> Task inputs
____________

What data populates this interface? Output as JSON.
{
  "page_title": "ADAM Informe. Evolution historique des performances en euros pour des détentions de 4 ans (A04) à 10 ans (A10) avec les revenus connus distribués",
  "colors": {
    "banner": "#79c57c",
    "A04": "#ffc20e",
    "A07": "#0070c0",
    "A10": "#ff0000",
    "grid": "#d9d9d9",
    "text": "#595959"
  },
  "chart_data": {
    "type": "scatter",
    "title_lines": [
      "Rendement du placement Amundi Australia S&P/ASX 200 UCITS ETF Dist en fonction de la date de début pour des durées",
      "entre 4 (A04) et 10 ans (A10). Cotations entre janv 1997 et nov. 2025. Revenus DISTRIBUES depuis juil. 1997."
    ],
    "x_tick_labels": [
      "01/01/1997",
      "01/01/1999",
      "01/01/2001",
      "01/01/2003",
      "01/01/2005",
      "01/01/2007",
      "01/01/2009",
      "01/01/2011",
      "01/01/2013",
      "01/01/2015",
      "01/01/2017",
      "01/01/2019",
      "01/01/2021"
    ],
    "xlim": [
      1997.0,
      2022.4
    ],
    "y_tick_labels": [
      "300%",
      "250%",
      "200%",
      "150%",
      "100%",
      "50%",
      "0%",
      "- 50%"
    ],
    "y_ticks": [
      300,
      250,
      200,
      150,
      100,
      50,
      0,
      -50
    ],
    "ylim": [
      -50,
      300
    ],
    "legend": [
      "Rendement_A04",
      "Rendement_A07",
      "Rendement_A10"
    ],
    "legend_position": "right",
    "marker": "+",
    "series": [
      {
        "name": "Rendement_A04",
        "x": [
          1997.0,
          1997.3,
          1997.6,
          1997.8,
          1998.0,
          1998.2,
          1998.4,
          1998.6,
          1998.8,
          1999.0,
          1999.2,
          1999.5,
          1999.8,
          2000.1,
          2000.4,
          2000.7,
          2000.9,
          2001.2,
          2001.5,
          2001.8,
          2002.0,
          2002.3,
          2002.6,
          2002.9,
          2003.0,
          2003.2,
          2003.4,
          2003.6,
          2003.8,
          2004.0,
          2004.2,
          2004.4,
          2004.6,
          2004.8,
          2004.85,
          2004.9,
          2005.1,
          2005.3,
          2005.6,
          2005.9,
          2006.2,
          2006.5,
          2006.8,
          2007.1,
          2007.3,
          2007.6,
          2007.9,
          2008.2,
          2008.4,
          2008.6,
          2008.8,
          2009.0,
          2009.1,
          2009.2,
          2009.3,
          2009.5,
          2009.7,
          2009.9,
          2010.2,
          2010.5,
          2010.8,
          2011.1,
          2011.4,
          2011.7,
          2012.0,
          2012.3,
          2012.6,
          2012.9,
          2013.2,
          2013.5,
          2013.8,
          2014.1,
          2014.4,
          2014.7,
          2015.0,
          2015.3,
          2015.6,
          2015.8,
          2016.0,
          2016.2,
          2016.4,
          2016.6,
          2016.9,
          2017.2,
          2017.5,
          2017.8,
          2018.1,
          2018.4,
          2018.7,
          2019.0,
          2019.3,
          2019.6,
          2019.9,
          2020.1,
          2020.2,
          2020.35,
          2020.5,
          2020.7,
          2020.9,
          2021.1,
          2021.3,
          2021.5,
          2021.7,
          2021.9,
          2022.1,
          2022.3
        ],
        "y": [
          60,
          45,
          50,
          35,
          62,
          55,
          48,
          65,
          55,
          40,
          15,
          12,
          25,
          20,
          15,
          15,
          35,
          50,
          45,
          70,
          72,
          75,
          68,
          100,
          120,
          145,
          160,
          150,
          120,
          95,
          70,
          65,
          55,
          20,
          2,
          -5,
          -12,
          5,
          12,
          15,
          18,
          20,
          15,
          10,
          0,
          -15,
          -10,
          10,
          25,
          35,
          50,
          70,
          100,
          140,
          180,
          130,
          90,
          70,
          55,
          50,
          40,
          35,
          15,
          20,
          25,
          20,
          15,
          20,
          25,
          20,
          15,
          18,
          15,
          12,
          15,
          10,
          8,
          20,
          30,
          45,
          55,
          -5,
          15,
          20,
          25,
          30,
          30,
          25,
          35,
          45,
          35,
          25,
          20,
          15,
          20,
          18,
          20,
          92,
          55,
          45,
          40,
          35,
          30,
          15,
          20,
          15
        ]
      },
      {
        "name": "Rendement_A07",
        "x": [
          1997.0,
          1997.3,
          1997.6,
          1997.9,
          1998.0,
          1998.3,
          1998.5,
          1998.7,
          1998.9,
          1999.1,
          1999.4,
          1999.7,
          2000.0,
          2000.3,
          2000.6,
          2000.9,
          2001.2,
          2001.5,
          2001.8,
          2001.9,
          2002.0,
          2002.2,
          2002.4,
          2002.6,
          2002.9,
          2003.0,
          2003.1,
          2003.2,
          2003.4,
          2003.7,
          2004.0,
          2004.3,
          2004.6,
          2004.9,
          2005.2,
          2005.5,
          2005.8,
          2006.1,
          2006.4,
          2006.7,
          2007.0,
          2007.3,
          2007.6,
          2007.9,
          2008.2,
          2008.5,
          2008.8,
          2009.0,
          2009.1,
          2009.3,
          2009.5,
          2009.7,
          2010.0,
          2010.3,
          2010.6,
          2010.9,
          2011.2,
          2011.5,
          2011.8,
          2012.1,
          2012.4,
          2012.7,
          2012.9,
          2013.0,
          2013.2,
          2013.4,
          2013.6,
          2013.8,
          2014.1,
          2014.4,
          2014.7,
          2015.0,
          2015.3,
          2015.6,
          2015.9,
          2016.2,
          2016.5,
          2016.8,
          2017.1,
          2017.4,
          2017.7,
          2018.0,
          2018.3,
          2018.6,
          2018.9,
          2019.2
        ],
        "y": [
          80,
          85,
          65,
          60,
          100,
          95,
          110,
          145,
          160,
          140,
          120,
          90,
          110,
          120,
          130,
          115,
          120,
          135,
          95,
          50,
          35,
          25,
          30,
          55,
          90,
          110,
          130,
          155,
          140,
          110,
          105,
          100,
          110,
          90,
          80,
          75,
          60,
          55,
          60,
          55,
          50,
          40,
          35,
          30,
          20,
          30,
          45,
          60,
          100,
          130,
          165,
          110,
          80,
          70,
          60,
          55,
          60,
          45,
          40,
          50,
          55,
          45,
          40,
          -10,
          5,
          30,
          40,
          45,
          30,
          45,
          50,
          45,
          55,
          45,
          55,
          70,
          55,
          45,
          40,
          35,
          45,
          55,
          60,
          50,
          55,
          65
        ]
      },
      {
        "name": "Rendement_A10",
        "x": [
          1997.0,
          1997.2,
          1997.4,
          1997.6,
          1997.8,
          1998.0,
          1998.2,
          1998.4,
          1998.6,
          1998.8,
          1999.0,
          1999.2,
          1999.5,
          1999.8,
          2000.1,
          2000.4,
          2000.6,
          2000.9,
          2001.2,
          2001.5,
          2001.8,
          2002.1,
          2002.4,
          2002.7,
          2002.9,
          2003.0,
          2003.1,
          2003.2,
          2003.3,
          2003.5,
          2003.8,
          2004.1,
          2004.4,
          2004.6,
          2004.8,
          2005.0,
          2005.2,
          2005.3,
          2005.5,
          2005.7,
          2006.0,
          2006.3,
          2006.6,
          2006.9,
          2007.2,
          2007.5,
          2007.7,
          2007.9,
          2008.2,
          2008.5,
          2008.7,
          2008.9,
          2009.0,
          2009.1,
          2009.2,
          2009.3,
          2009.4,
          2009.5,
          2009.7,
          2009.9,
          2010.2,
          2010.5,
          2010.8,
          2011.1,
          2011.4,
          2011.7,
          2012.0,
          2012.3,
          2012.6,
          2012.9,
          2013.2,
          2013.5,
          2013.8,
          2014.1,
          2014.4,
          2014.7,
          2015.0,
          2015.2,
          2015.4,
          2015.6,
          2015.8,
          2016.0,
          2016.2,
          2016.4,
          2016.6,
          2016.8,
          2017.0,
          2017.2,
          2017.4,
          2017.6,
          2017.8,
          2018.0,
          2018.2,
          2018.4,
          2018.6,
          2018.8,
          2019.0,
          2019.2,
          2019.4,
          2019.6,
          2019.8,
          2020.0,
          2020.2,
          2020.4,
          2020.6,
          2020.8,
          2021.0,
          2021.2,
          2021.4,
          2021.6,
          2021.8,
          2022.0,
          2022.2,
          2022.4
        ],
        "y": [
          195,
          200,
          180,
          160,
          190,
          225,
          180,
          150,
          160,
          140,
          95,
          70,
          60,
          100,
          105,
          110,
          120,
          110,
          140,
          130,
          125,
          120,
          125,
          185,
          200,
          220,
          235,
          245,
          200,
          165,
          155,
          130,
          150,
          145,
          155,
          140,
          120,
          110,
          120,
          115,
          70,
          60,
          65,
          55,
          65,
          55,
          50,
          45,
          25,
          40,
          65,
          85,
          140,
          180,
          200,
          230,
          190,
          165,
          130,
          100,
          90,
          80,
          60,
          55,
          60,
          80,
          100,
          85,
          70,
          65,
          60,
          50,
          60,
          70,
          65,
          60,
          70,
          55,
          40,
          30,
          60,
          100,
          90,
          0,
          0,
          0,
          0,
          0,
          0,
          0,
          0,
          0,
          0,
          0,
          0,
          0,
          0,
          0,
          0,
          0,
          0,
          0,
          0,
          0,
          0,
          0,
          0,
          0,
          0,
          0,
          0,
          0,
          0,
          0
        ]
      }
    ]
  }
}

____________

> What to work on
Across the data, tally the lines containing "name" and give back the number alone.

> Answer to the problem
3